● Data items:
▼

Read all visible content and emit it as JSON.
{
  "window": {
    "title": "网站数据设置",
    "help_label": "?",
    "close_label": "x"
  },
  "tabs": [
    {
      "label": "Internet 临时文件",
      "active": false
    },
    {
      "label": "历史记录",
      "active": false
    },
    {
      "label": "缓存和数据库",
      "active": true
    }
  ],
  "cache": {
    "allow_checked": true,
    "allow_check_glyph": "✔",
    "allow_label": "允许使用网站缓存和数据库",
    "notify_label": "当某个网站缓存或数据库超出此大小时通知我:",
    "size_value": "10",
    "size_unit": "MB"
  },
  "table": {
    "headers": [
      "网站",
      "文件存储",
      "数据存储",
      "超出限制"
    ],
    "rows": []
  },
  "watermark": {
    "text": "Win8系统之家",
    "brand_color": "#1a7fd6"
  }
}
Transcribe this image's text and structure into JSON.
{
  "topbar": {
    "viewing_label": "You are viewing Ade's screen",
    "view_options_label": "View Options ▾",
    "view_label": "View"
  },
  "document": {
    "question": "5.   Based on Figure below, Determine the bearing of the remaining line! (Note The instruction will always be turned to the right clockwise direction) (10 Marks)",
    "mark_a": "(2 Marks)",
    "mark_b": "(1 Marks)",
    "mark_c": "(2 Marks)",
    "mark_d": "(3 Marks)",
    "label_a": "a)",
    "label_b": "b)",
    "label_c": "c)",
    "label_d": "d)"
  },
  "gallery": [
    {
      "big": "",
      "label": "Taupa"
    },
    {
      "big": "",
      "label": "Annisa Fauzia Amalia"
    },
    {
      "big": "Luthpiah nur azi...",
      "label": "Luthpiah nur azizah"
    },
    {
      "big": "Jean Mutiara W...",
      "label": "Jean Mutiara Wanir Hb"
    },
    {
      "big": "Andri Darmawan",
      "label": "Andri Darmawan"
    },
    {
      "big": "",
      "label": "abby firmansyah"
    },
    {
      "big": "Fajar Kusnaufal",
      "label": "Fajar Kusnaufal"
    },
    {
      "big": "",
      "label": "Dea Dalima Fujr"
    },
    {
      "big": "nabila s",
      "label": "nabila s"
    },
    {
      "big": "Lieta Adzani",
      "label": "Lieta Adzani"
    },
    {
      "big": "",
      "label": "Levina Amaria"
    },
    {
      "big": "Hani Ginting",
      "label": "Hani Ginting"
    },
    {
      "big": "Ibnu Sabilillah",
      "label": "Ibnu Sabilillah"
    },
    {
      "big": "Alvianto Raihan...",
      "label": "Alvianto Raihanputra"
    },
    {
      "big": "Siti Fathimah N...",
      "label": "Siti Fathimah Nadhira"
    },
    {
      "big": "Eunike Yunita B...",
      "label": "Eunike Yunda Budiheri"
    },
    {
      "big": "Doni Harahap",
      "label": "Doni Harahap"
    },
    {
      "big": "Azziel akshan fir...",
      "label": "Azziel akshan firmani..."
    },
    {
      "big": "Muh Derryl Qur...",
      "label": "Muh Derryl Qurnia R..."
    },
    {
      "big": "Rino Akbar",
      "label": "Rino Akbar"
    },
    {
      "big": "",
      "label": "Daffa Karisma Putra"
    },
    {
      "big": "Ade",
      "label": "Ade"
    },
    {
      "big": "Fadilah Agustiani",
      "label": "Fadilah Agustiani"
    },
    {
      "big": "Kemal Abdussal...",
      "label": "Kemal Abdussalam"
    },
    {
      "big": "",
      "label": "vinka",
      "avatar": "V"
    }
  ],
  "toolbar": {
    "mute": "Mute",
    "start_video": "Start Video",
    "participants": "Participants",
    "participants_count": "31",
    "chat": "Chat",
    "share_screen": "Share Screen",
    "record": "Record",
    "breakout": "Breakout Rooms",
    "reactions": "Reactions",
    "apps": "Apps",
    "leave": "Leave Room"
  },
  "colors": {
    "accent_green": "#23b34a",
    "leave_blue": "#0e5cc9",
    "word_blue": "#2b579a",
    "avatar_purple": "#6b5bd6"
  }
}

▲

● What is asked: Report all lines of the data above that include the string "Harahap".

● Solution for this problem:
      "big": "Doni Harahap",
      "label": "Doni Harahap"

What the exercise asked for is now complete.